- **Aim**
Reproduce each line exactly. Skip none.

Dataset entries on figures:
________
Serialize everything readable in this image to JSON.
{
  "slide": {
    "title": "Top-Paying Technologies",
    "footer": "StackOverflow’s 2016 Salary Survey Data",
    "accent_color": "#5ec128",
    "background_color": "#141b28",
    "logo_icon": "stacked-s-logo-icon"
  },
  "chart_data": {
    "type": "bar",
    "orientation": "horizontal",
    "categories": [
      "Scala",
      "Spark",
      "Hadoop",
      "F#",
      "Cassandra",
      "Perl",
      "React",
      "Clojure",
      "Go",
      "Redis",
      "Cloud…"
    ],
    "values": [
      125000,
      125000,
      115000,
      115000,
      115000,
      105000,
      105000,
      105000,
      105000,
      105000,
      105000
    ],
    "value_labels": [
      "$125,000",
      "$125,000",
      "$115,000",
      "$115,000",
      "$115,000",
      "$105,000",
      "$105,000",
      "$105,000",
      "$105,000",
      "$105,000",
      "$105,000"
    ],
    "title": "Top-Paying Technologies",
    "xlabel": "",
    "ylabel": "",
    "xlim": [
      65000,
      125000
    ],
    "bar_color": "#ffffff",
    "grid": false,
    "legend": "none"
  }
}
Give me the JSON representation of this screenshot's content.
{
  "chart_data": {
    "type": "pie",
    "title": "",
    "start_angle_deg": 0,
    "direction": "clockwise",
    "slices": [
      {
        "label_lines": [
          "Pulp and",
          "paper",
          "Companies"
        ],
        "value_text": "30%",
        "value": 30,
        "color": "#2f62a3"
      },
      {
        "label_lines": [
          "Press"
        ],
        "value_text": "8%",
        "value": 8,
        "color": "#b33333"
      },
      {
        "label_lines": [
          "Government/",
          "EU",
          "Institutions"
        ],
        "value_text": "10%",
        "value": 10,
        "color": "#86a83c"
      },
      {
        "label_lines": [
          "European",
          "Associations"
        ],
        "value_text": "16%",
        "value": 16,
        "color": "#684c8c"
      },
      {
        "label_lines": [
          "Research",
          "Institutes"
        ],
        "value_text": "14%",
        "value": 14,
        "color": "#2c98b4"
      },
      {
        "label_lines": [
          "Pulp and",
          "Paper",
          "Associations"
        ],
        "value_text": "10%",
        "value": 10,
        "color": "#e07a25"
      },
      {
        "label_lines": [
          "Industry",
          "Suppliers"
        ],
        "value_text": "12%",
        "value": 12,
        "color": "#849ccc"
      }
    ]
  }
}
________
- **Solution for this task**
Serialize everything readable in this image to JSON.
{
  "slide": {
    "title": "Top-Paying Technologies",
    "footer": "StackOverflow’s 2016 Salary Survey Data",
    "accent_color": "#5ec128",
    "background_color": "#141b28",
    "logo_icon": "stacked-s-logo-icon"
  },
  "chart_data": {
    "type": "bar",
    "orientation": "horizontal",
    "categories": [
      "Scala",
      "Spark",
      "Hadoop",
      "F#",
      "Cassandra",
      "Perl",
      "React",
      "Clojure",
      "Go",
      "Redis",
      "Cloud…"
    ],
    "values": [
      125000,
      125000,
      115000,
      115000,
      115000,
      105000,
      105000,
      105000,
      105000,
      105000,
      105000
    ],
    "value_labels": [
      "$125,000",
      "$125,000",
      "$115,000",
      "$115,000",
      "$115,000",
      "$105,000",
      "$105,000",
      "$105,000",
      "$105,000",
      "$105,000",
      "$105,000"
    ],
    "title": "Top-Paying Technologies",
    "xlabel": "",
    "ylabel": "",
    "xlim": [
      65000,
      125000
    ],
    "bar_color": "#ffffff",
    "grid": false,
    "legend": "none"
  }
}
Give me the JSON representation of this screenshot's content.
{
  "chart_data": {
    "type": "pie",
    "title": "",
    "start_angle_deg": 0,
    "direction": "clockwise",
    "slices": [
      {
        "label_lines": [
          "Pulp and",
          "paper",
          "Companies"
        ],
        "value_text": "30%",
        "value": 30,
        "color": "#2f62a3"
      },
      {
        "label_lines": [
          "Press"
        ],
        "value_text": "8%",
        "value": 8,
        "color": "#b33333"
      },
      {
        "label_lines": [
          "Government/",
          "EU",
          "Institutions"
        ],
        "value_text": "10%",
        "value": 10,
        "color": "#86a83c"
      },
      {
        "label_lines": [
          "European",
          "Associations"
        ],
        "value_text": "16%",
        "value": 16,
        "color": "#684c8c"
      },
      {
        "label_lines": [
          "Research",
          "Institutes"
        ],
        "value_text": "14%",
        "value": 14,
        "color": "#2c98b4"
      },
      {
        "label_lines": [
          "Pulp and",
          "Paper",
          "Associations"
        ],
        "value_text": "10%",
        "value": 10,
        "color": "#e07a25"
      },
      {
        "label_lines": [
          "Industry",
          "Suppliers"
        ],
        "value_text": "12%",
        "value": 12,
        "color": "#849ccc"
      }
    ]
  }
}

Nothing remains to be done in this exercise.